REQUIRED WORK: You are to retype all of the data exactly as it appears.
****************
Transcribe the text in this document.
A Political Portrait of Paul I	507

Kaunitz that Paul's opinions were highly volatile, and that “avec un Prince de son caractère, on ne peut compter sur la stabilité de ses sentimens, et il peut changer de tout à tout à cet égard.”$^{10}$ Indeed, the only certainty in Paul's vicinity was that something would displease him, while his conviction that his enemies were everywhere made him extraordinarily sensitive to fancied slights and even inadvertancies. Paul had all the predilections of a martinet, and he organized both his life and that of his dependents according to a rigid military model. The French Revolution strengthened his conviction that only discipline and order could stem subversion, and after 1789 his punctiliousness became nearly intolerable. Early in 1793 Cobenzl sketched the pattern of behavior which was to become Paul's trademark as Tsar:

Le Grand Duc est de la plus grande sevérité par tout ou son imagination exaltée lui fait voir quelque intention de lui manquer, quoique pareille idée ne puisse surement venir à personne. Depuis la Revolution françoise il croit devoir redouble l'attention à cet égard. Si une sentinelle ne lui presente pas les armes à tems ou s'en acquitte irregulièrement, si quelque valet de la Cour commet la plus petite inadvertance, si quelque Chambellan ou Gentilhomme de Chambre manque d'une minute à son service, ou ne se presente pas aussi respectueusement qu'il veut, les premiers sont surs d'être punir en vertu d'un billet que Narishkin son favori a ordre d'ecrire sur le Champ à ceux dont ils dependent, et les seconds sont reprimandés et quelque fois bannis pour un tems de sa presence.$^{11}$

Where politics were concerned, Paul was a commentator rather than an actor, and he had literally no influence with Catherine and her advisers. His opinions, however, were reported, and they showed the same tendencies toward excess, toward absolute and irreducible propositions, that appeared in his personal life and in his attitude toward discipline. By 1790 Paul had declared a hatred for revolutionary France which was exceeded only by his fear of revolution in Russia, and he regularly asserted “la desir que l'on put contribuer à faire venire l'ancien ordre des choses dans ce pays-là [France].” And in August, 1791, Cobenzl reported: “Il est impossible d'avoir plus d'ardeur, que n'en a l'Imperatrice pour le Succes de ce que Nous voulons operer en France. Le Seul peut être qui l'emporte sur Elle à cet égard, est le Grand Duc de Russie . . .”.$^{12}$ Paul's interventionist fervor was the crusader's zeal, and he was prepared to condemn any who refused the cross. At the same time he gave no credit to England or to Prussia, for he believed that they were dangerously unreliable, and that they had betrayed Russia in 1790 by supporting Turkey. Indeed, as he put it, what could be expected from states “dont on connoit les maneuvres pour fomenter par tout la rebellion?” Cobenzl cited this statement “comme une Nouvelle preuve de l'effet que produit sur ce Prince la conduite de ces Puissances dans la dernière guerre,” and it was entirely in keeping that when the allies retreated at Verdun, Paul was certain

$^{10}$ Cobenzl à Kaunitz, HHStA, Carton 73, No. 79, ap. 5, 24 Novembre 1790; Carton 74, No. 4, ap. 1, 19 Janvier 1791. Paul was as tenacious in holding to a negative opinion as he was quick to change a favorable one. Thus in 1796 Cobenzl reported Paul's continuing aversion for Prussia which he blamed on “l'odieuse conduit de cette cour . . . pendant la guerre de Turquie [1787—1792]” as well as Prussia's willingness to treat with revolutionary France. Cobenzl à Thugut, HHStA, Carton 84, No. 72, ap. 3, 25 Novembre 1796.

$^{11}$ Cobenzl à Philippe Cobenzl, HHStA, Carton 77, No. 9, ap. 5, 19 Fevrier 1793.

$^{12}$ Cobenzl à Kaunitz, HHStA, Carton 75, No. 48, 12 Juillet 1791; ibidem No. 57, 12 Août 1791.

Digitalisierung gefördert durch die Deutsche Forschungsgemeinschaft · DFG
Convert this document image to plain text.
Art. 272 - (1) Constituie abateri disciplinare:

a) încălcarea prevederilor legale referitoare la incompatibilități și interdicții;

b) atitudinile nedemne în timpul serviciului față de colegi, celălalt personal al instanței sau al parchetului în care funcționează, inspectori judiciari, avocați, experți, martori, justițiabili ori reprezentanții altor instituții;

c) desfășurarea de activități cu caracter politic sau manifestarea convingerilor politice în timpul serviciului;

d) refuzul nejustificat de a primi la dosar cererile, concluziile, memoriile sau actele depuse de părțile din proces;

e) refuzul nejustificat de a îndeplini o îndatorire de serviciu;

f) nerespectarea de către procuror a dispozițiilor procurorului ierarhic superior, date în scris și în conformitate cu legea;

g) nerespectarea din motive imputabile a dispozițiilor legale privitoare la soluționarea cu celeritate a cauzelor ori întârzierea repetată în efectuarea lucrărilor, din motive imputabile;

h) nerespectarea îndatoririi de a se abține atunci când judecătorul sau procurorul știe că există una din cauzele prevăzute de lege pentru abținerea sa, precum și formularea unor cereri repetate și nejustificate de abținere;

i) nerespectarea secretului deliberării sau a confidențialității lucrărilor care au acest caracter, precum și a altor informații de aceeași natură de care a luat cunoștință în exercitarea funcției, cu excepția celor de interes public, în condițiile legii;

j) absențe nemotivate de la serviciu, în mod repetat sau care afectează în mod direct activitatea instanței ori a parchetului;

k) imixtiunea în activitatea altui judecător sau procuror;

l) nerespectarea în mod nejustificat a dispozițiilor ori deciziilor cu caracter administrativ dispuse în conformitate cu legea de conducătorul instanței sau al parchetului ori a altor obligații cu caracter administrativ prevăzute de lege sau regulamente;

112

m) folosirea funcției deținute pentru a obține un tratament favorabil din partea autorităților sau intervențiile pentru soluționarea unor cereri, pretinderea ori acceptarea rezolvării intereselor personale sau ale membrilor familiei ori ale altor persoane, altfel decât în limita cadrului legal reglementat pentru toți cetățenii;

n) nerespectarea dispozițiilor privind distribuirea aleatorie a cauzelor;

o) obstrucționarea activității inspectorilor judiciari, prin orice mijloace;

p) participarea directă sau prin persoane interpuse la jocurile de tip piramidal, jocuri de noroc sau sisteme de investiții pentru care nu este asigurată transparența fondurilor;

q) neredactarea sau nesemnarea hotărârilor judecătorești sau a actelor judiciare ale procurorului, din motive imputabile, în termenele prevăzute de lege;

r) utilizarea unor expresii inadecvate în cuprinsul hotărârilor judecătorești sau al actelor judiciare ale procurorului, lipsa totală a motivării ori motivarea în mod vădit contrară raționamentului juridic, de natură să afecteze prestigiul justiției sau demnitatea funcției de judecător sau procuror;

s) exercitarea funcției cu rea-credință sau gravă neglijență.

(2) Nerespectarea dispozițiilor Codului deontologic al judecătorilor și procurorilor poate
****************
TASK RESPONSE:
Transcribe the text in this document.
A Political Portrait of Paul I	507

Kaunitz that Paul's opinions were highly volatile, and that “avec un Prince de son caractère, on ne peut compter sur la stabilité de ses sentimens, et il peut changer de tout à tout à cet égard.”$^{10}$ Indeed, the only certainty in Paul's vicinity was that something would displease him, while his conviction that his enemies were everywhere made him extraordinarily sensitive to fancied slights and even inadvertancies. Paul had all the predilections of a martinet, and he organized both his life and that of his dependents according to a rigid military model. The French Revolution strengthened his conviction that only discipline and order could stem subversion, and after 1789 his punctiliousness became nearly intolerable. Early in 1793 Cobenzl sketched the pattern of behavior which was to become Paul's trademark as Tsar:

Le Grand Duc est de la plus grande sevérité par tout ou son imagination exaltée lui fait voir quelque intention de lui manquer, quoique pareille idée ne puisse surement venir à personne. Depuis la Revolution françoise il croit devoir redouble l'attention à cet égard. Si une sentinelle ne lui presente pas les armes à tems ou s'en acquitte irregulièrement, si quelque valet de la Cour commet la plus petite inadvertance, si quelque Chambellan ou Gentilhomme de Chambre manque d'une minute à son service, ou ne se presente pas aussi respectueusement qu'il veut, les premiers sont surs d'être punir en vertu d'un billet que Narishkin son favori a ordre d'ecrire sur le Champ à ceux dont ils dependent, et les seconds sont reprimandés et quelque fois bannis pour un tems de sa presence.$^{11}$

Where politics were concerned, Paul was a commentator rather than an actor, and he had literally no influence with Catherine and her advisers. His opinions, however, were reported, and they showed the same tendencies toward excess, toward absolute and irreducible propositions, that appeared in his personal life and in his attitude toward discipline. By 1790 Paul had declared a hatred for revolutionary France which was exceeded only by his fear of revolution in Russia, and he regularly asserted “la desir que l'on put contribuer à faire venire l'ancien ordre des choses dans ce pays-là [France].” And in August, 1791, Cobenzl reported: “Il est impossible d'avoir plus d'ardeur, que n'en a l'Imperatrice pour le Succes de ce que Nous voulons operer en France. Le Seul peut être qui l'emporte sur Elle à cet égard, est le Grand Duc de Russie . . .”.$^{12}$ Paul's interventionist fervor was the crusader's zeal, and he was prepared to condemn any who refused the cross. At the same time he gave no credit to England or to Prussia, for he believed that they were dangerously unreliable, and that they had betrayed Russia in 1790 by supporting Turkey. Indeed, as he put it, what could be expected from states “dont on connoit les maneuvres pour fomenter par tout la rebellion?” Cobenzl cited this statement “comme une Nouvelle preuve de l'effet que produit sur ce Prince la conduite de ces Puissances dans la dernière guerre,” and it was entirely in keeping that when the allies retreated at Verdun, Paul was certain

$^{10}$ Cobenzl à Kaunitz, HHStA, Carton 73, No. 79, ap. 5, 24 Novembre 1790; Carton 74, No. 4, ap. 1, 19 Janvier 1791. Paul was as tenacious in holding to a negative opinion as he was quick to change a favorable one. Thus in 1796 Cobenzl reported Paul's continuing aversion for Prussia which he blamed on “l'odieuse conduit de cette cour . . . pendant la guerre de Turquie [1787—1792]” as well as Prussia's willingness to treat with revolutionary France. Cobenzl à Thugut, HHStA, Carton 84, No. 72, ap. 3, 25 Novembre 1796.

$^{11}$ Cobenzl à Philippe Cobenzl, HHStA, Carton 77, No. 9, ap. 5, 19 Fevrier 1793.

$^{12}$ Cobenzl à Kaunitz, HHStA, Carton 75, No. 48, 12 Juillet 1791; ibidem No. 57, 12 Août 1791.

Digitalisierung gefördert durch die Deutsche Forschungsgemeinschaft · DFG
Convert this document image to plain text.
Art. 272 - (1) Constituie abateri disciplinare:

a) încălcarea prevederilor legale referitoare la incompatibilități și interdicții;

b) atitudinile nedemne în timpul serviciului față de colegi, celălalt personal al instanței sau al parchetului în care funcționează, inspectori judiciari, avocați, experți, martori, justițiabili ori reprezentanții altor instituții;

c) desfășurarea de activități cu caracter politic sau manifestarea convingerilor politice în timpul serviciului;

d) refuzul nejustificat de a primi la dosar cererile, concluziile, memoriile sau actele depuse de părțile din proces;

e) refuzul nejustificat de a îndeplini o îndatorire de serviciu;

f) nerespectarea de către procuror a dispozițiilor procurorului ierarhic superior, date în scris și în conformitate cu legea;

g) nerespectarea din motive imputabile a dispozițiilor legale privitoare la soluționarea cu celeritate a cauzelor ori întârzierea repetată în efectuarea lucrărilor, din motive imputabile;

h) nerespectarea îndatoririi de a se abține atunci când judecătorul sau procurorul știe că există una din cauzele prevăzute de lege pentru abținerea sa, precum și formularea unor cereri repetate și nejustificate de abținere;

i) nerespectarea secretului deliberării sau a confidențialității lucrărilor care au acest caracter, precum și a altor informații de aceeași natură de care a luat cunoștință în exercitarea funcției, cu excepția celor de interes public, în condițiile legii;

j) absențe nemotivate de la serviciu, în mod repetat sau care afectează în mod direct activitatea instanței ori a parchetului;

k) imixtiunea în activitatea altui judecător sau procuror;

l) nerespectarea în mod nejustificat a dispozițiilor ori deciziilor cu caracter administrativ dispuse în conformitate cu legea de conducătorul instanței sau al parchetului ori a altor obligații cu caracter administrativ prevăzute de lege sau regulamente;

112

m) folosirea funcției deținute pentru a obține un tratament favorabil din partea autorităților sau intervențiile pentru soluționarea unor cereri, pretinderea ori acceptarea rezolvării intereselor personale sau ale membrilor familiei ori ale altor persoane, altfel decât în limita cadrului legal reglementat pentru toți cetățenii;

n) nerespectarea dispozițiilor privind distribuirea aleatorie a cauzelor;

o) obstrucționarea activității inspectorilor judiciari, prin orice mijloace;

p) participarea directă sau prin persoane interpuse la jocurile de tip piramidal, jocuri de noroc sau sisteme de investiții pentru care nu este asigurată transparența fondurilor;

q) neredactarea sau nesemnarea hotărârilor judecătorești sau a actelor judiciare ale procurorului, din motive imputabile, în termenele prevăzute de lege;

r) utilizarea unor expresii inadecvate în cuprinsul hotărârilor judecătorești sau al actelor judiciare ale procurorului, lipsa totală a motivării ori motivarea în mod vădit contrară raționamentului juridic, de natură să afecteze prestigiul justiției sau demnitatea funcției de judecător sau procuror;

s) exercitarea funcției cu rea-credință sau gravă neglijență.

(2) Nerespectarea dispozițiilor Codului deontologic al judecătorilor și procurorilor poate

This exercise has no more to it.